** Start of RECORDS FOR THE EXERCISE **

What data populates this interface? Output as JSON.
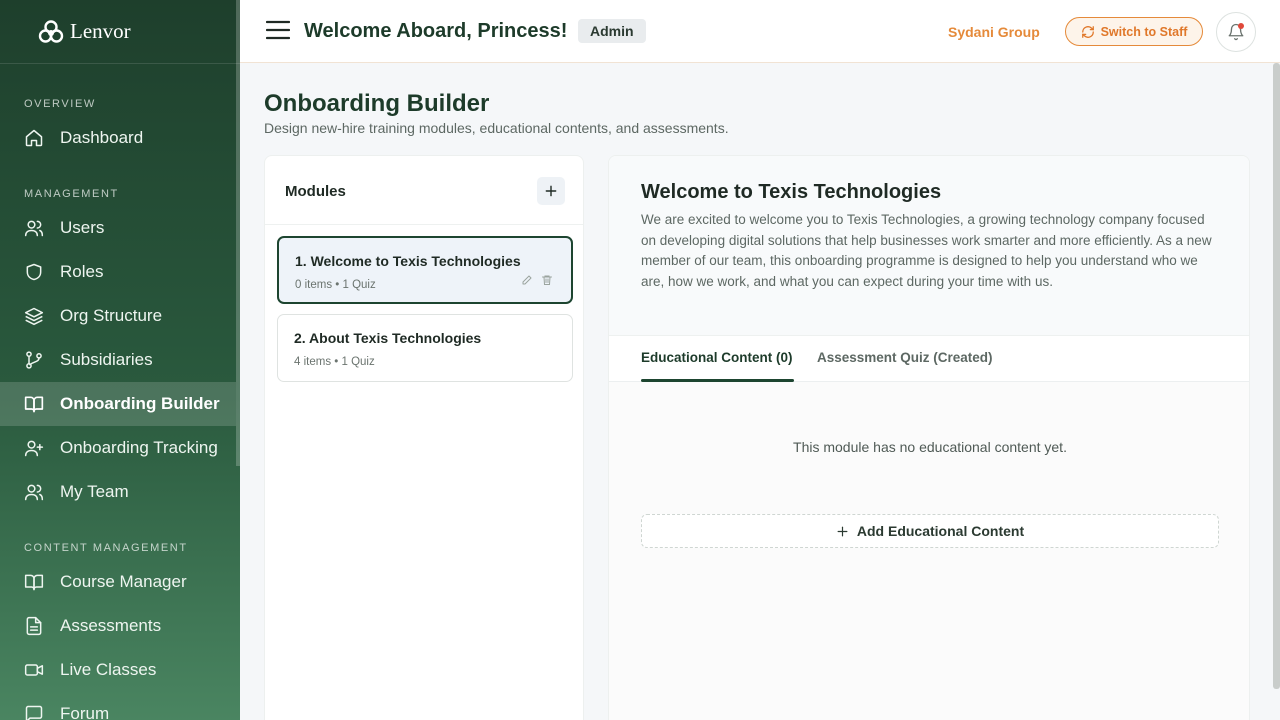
{
  "brand": {
    "name": "Lenvor"
  },
  "sidebar": {
    "sections": {
      "overview": "OVERVIEW",
      "management": "MANAGEMENT",
      "content": "CONTENT MANAGEMENT"
    },
    "items": {
      "dashboard": "Dashboard",
      "users": "Users",
      "roles": "Roles",
      "org_structure": "Org Structure",
      "subsidiaries": "Subsidiaries",
      "onboarding_builder": "Onboarding Builder",
      "onboarding_tracking": "Onboarding Tracking",
      "my_team": "My Team",
      "course_manager": "Course Manager",
      "assessments": "Assessments",
      "live_classes": "Live Classes",
      "forum": "Forum"
    },
    "active": "onboarding_builder"
  },
  "header": {
    "welcome": "Welcome Aboard, Princess!",
    "role_badge": "Admin",
    "org_name": "Sydani Group",
    "switch_label": "Switch to Staff"
  },
  "page": {
    "title": "Onboarding Builder",
    "subtitle": "Design new-hire training modules, educational contents, and assessments."
  },
  "modules": {
    "title": "Modules",
    "items": [
      {
        "title": "1. Welcome to Texis Technologies",
        "meta": "0 items • 1 Quiz"
      },
      {
        "title": "2. About Texis Technologies",
        "meta": "4 items • 1 Quiz"
      }
    ]
  },
  "detail": {
    "title": "Welcome to Texis Technologies",
    "description": "We are excited to welcome you to Texis Technologies, a growing technology company focused on developing digital solutions that help businesses work smarter and more efficiently. As a new member of our team, this onboarding programme is designed to help you understand who we are, how we work, and what you can expect during your time with us.",
    "tabs": [
      "Educational Content (0)",
      "Assessment Quiz (Created)"
    ],
    "empty_text": "This module has no educational content yet.",
    "add_label": "Add Educational Content"
  },
  "colors": {
    "sidebar_dark": "#1e3f2c",
    "sidebar_light": "#4a8561",
    "accent_orange": "#e58a3a",
    "primary_green": "#1d4530"
  }
}
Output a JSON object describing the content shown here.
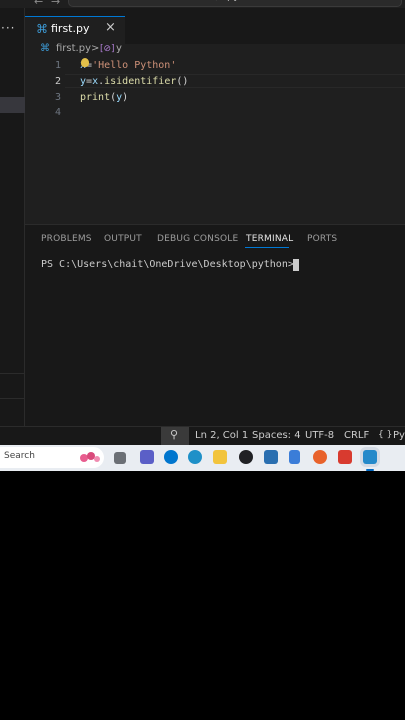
{
  "titlebar": {
    "command_center": "python"
  },
  "tabs": [
    {
      "label": "first.py",
      "close": "×"
    }
  ],
  "breadcrumb": {
    "file": "first.py",
    "separator": ">",
    "symbol_glyph": "[⊘]",
    "symbol": "y"
  },
  "editor": {
    "lines": [
      {
        "num": "1",
        "text": "x='Hello Python'"
      },
      {
        "num": "2",
        "text": "y=x.isidentifier()"
      },
      {
        "num": "3",
        "text": "print(y)"
      },
      {
        "num": "4",
        "text": ""
      }
    ],
    "tokens": {
      "l1_var": "x",
      "l1_op": "=",
      "l1_str": "'Hello Python'",
      "l2_var": "y",
      "l2_op": "=",
      "l2_obj": "x",
      "l2_dot": ".",
      "l2_fn": "isidentifier",
      "l2_paren": "()",
      "l3_fn": "print",
      "l3_open": "(",
      "l3_arg": "y",
      "l3_close": ")"
    }
  },
  "panel": {
    "tabs": [
      "PROBLEMS",
      "OUTPUT",
      "DEBUG CONSOLE",
      "TERMINAL",
      "PORTS"
    ],
    "active_tab": "TERMINAL",
    "terminal_prompt": "PS C:\\Users\\chait\\OneDrive\\Desktop\\python>"
  },
  "statusbar": {
    "position": "Ln 2, Col 1",
    "spaces": "Spaces: 4",
    "encoding": "UTF-8",
    "eol": "CRLF",
    "language_glyph": "{ }",
    "language": "Pyt"
  },
  "taskbar": {
    "search_label": "Search",
    "apps": [
      "file-explorer-small",
      "teams",
      "dell",
      "edge",
      "file-explorer",
      "chrome",
      "app-store",
      "notepad",
      "firefox",
      "office",
      "vscode"
    ]
  },
  "colors": {
    "accent": "#0078d4",
    "editor_bg": "#1f1f1f",
    "panel_bg": "#181818",
    "taskbar_bg": "#e9edf2"
  }
}
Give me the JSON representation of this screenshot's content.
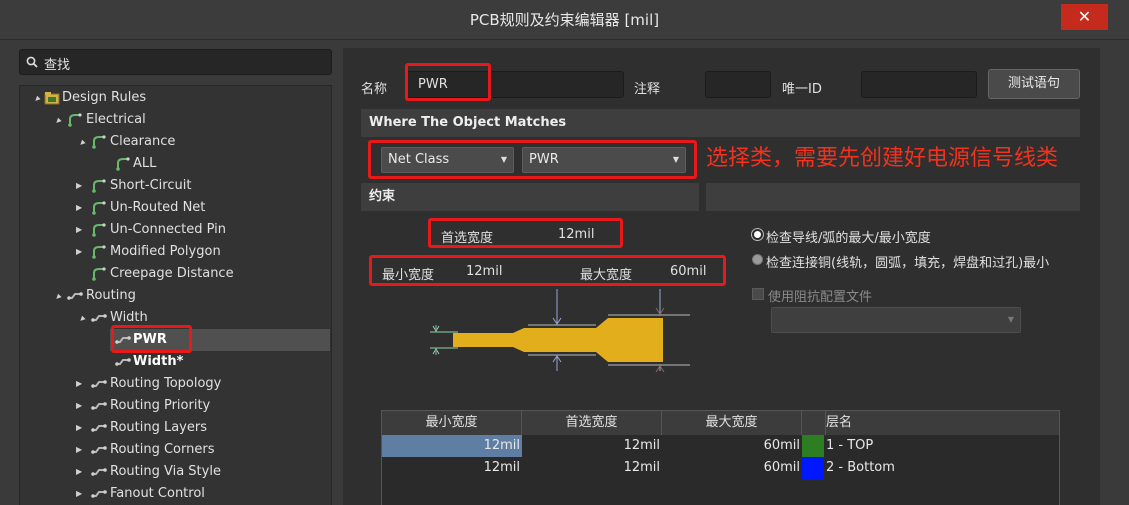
{
  "window": {
    "title": "PCB规则及约束编辑器 [mil]",
    "close_glyph": "✕"
  },
  "search": {
    "placeholder": "查找"
  },
  "tree": {
    "design_rules": "Design Rules",
    "electrical": "Electrical",
    "clearance": "Clearance",
    "all": "ALL",
    "short_circuit": "Short-Circuit",
    "unrouted_net": "Un-Routed Net",
    "unconnected_pin": "Un-Connected Pin",
    "modified_polygon": "Modified Polygon",
    "creepage_distance": "Creepage Distance",
    "routing": "Routing",
    "width": "Width",
    "pwr": "PWR",
    "width_star": "Width*",
    "routing_topology": "Routing Topology",
    "routing_priority": "Routing Priority",
    "routing_layers": "Routing Layers",
    "routing_corners": "Routing Corners",
    "routing_via_style": "Routing Via Style",
    "fanout_control": "Fanout Control"
  },
  "rule": {
    "name_label": "名称",
    "name_value": "PWR",
    "comment_label": "注释",
    "comment_value": "",
    "uid_label": "唯一ID",
    "uid_value": "",
    "test_button": "测试语句"
  },
  "where": {
    "header": "Where The Object Matches",
    "type_value": "Net Class",
    "class_value": "PWR",
    "annotation": "选择类，需要先创建好电源信号线类"
  },
  "constraints": {
    "header": "约束",
    "preferred_label": "首选宽度",
    "preferred_value": "12mil",
    "min_label": "最小宽度",
    "min_value": "12mil",
    "max_label": "最大宽度",
    "max_value": "60mil",
    "option_1": "检查导线/弧的最大/最小宽度",
    "option_2": "检查连接铜(线轨，圆弧，填充，焊盘和过孔)最小",
    "option_3": "使用阻抗配置文件",
    "selected_option": 1,
    "trace_color": "#e2ae1c"
  },
  "grid": {
    "headers": [
      "最小宽度",
      "首选宽度",
      "最大宽度",
      "层名"
    ],
    "rows": [
      {
        "min": "12mil",
        "pref": "12mil",
        "max": "60mil",
        "layer": "1 - TOP",
        "color": "#2d7d22",
        "selected": true
      },
      {
        "min": "12mil",
        "pref": "12mil",
        "max": "60mil",
        "layer": "2 - Bottom",
        "color": "#0018ff",
        "selected": false
      }
    ]
  }
}
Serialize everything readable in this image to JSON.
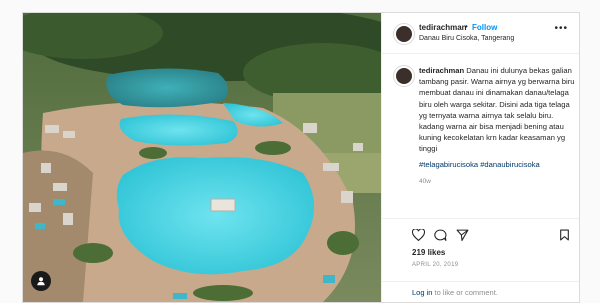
{
  "post": {
    "username": "tedirachman",
    "separator": "•",
    "follow_label": "Follow",
    "location": "Danau Biru Cisoka, Tangerang",
    "more_label": "•••",
    "caption_username": "tedirachman",
    "caption": "Danau ini dulunya bekas galian tambang pasir. Warna airnya yg berwarna biru membuat danau ini dinamakan danau/telaga biru oleh warga sekitar. Disini ada tiga telaga yg ternyata warna airnya tak selalu biru. kadang warna air bisa menjadi bening atau kuning kecokelatan krn kadar keasaman yg tinggi",
    "hashtags": "#telagabirucisoka #danaubirucisoka",
    "time_ago": "40w",
    "likes": "219 likes",
    "date": "APRIL 20, 2019",
    "login_link": "Log in",
    "login_rest": " to like or comment."
  },
  "icons": {
    "heart": "heart-icon",
    "comment": "comment-icon",
    "share": "paper-plane-icon",
    "save": "bookmark-icon",
    "tag": "user-tag-icon"
  },
  "colors": {
    "link": "#0095f6",
    "hashtag": "#00376b",
    "muted": "#8e8e8e",
    "text": "#262626",
    "water": "#48d1e0"
  }
}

** End of RECORDS FOR THE EXERCISE **

Make a verbatim copy of all the entries and strip out the pictures.

**ANSWER TO THE EXERCISE**
What data populates this interface? Output as JSON.
{
  "brand": {
    "name": "Lenvor"
  },
  "sidebar": {
    "sections": {
      "overview": "OVERVIEW",
      "management": "MANAGEMENT",
      "content": "CONTENT MANAGEMENT"
    },
    "items": {
      "dashboard": "Dashboard",
      "users": "Users",
      "roles": "Roles",
      "org_structure": "Org Structure",
      "subsidiaries": "Subsidiaries",
      "onboarding_builder": "Onboarding Builder",
      "onboarding_tracking": "Onboarding Tracking",
      "my_team": "My Team",
      "course_manager": "Course Manager",
      "assessments": "Assessments",
      "live_classes": "Live Classes",
      "forum": "Forum"
    },
    "active": "onboarding_builder"
  },
  "header": {
    "welcome": "Welcome Aboard, Princess!",
    "role_badge": "Admin",
    "org_name": "Sydani Group",
    "switch_label": "Switch to Staff"
  },
  "page": {
    "title": "Onboarding Builder",
    "subtitle": "Design new-hire training modules, educational contents, and assessments."
  },
  "modules": {
    "title": "Modules",
    "items": [
      {
        "title": "1. Welcome to Texis Technologies",
        "meta": "0 items • 1 Quiz"
      },
      {
        "title": "2. About Texis Technologies",
        "meta": "4 items • 1 Quiz"
      }
    ]
  },
  "detail": {
    "title": "Welcome to Texis Technologies",
    "description": "We are excited to welcome you to Texis Technologies, a growing technology company focused on developing digital solutions that help businesses work smarter and more efficiently. As a new member of our team, this onboarding programme is designed to help you understand who we are, how we work, and what you can expect during your time with us.",
    "tabs": [
      "Educational Content (0)",
      "Assessment Quiz (Created)"
    ],
    "empty_text": "This module has no educational content yet.",
    "add_label": "Add Educational Content"
  },
  "colors": {
    "sidebar_dark": "#1e3f2c",
    "sidebar_light": "#4a8561",
    "accent_orange": "#e58a3a",
    "primary_green": "#1d4530"
  }
}
Output a JSON object describing the content shown here.
{
  "titlebar": {
    "command_center": "python"
  },
  "tabs": [
    {
      "label": "first.py",
      "close": "×"
    }
  ],
  "breadcrumb": {
    "file": "first.py",
    "separator": ">",
    "symbol_glyph": "[⊘]",
    "symbol": "y"
  },
  "editor": {
    "lines": [
      {
        "num": "1",
        "text": "x='Hello Python'"
      },
      {
        "num": "2",
        "text": "y=x.isidentifier()"
      },
      {
        "num": "3",
        "text": "print(y)"
      },
      {
        "num": "4",
        "text": ""
      }
    ],
    "tokens": {
      "l1_var": "x",
      "l1_op": "=",
      "l1_str": "'Hello Python'",
      "l2_var": "y",
      "l2_op": "=",
      "l2_obj": "x",
      "l2_dot": ".",
      "l2_fn": "isidentifier",
      "l2_paren": "()",
      "l3_fn": "print",
      "l3_open": "(",
      "l3_arg": "y",
      "l3_close": ")"
    }
  },
  "panel": {
    "tabs": [
      "PROBLEMS",
      "OUTPUT",
      "DEBUG CONSOLE",
      "TERMINAL",
      "PORTS"
    ],
    "active_tab": "TERMINAL",
    "terminal_prompt": "PS C:\\Users\\chait\\OneDrive\\Desktop\\python>"
  },
  "statusbar": {
    "position": "Ln 2, Col 1",
    "spaces": "Spaces: 4",
    "encoding": "UTF-8",
    "eol": "CRLF",
    "language_glyph": "{ }",
    "language": "Pyt"
  },
  "taskbar": {
    "search_label": "Search",
    "apps": [
      "file-explorer-small",
      "teams",
      "dell",
      "edge",
      "file-explorer",
      "chrome",
      "app-store",
      "notepad",
      "firefox",
      "office",
      "vscode"
    ]
  },
  "colors": {
    "accent": "#0078d4",
    "editor_bg": "#1f1f1f",
    "panel_bg": "#181818",
    "taskbar_bg": "#e9edf2"
  }
}
Give me the JSON representation of this screenshot's content.
{
  "window": {
    "title": "PCB规则及约束编辑器 [mil]",
    "close_glyph": "✕"
  },
  "search": {
    "placeholder": "查找"
  },
  "tree": {
    "design_rules": "Design Rules",
    "electrical": "Electrical",
    "clearance": "Clearance",
    "all": "ALL",
    "short_circuit": "Short-Circuit",
    "unrouted_net": "Un-Routed Net",
    "unconnected_pin": "Un-Connected Pin",
    "modified_polygon": "Modified Polygon",
    "creepage_distance": "Creepage Distance",
    "routing": "Routing",
    "width": "Width",
    "pwr": "PWR",
    "width_star": "Width*",
    "routing_topology": "Routing Topology",
    "routing_priority": "Routing Priority",
    "routing_layers": "Routing Layers",
    "routing_corners": "Routing Corners",
    "routing_via_style": "Routing Via Style",
    "fanout_control": "Fanout Control"
  },
  "rule": {
    "name_label": "名称",
    "name_value": "PWR",
    "comment_label": "注释",
    "comment_value": "",
    "uid_label": "唯一ID",
    "uid_value": "",
    "test_button": "测试语句"
  },
  "where": {
    "header": "Where The Object Matches",
    "type_value": "Net Class",
    "class_value": "PWR",
    "annotation": "选择类，需要先创建好电源信号线类"
  },
  "constraints": {
    "header": "约束",
    "preferred_label": "首选宽度",
    "preferred_value": "12mil",
    "min_label": "最小宽度",
    "min_value": "12mil",
    "max_label": "最大宽度",
    "max_value": "60mil",
    "option_1": "检查导线/弧的最大/最小宽度",
    "option_2": "检查连接铜(线轨，圆弧，填充，焊盘和过孔)最小",
    "option_3": "使用阻抗配置文件",
    "selected_option": 1,
    "trace_color": "#e2ae1c"
  },
  "grid": {
    "headers": [
      "最小宽度",
      "首选宽度",
      "最大宽度",
      "层名"
    ],
    "rows": [
      {
        "min": "12mil",
        "pref": "12mil",
        "max": "60mil",
        "layer": "1 - TOP",
        "color": "#2d7d22",
        "selected": true
      },
      {
        "min": "12mil",
        "pref": "12mil",
        "max": "60mil",
        "layer": "2 - Bottom",
        "color": "#0018ff",
        "selected": false
      }
    ]
  }
}
Serialize everything readable in this image to JSON.
{
  "post": {
    "username": "tedirachman",
    "separator": "•",
    "follow_label": "Follow",
    "location": "Danau Biru Cisoka, Tangerang",
    "more_label": "•••",
    "caption_username": "tedirachman",
    "caption": "Danau ini dulunya bekas galian tambang pasir. Warna airnya yg berwarna biru membuat danau ini dinamakan danau/telaga biru oleh warga sekitar. Disini ada tiga telaga yg ternyata warna airnya tak selalu biru. kadang warna air bisa menjadi bening atau kuning kecokelatan krn kadar keasaman yg tinggi",
    "hashtags": "#telagabirucisoka #danaubirucisoka",
    "time_ago": "40w",
    "likes": "219 likes",
    "date": "APRIL 20, 2019",
    "login_link": "Log in",
    "login_rest": " to like or comment."
  },
  "icons": {
    "heart": "heart-icon",
    "comment": "comment-icon",
    "share": "paper-plane-icon",
    "save": "bookmark-icon",
    "tag": "user-tag-icon"
  },
  "colors": {
    "link": "#0095f6",
    "hashtag": "#00376b",
    "muted": "#8e8e8e",
    "text": "#262626",
    "water": "#48d1e0"
  }
}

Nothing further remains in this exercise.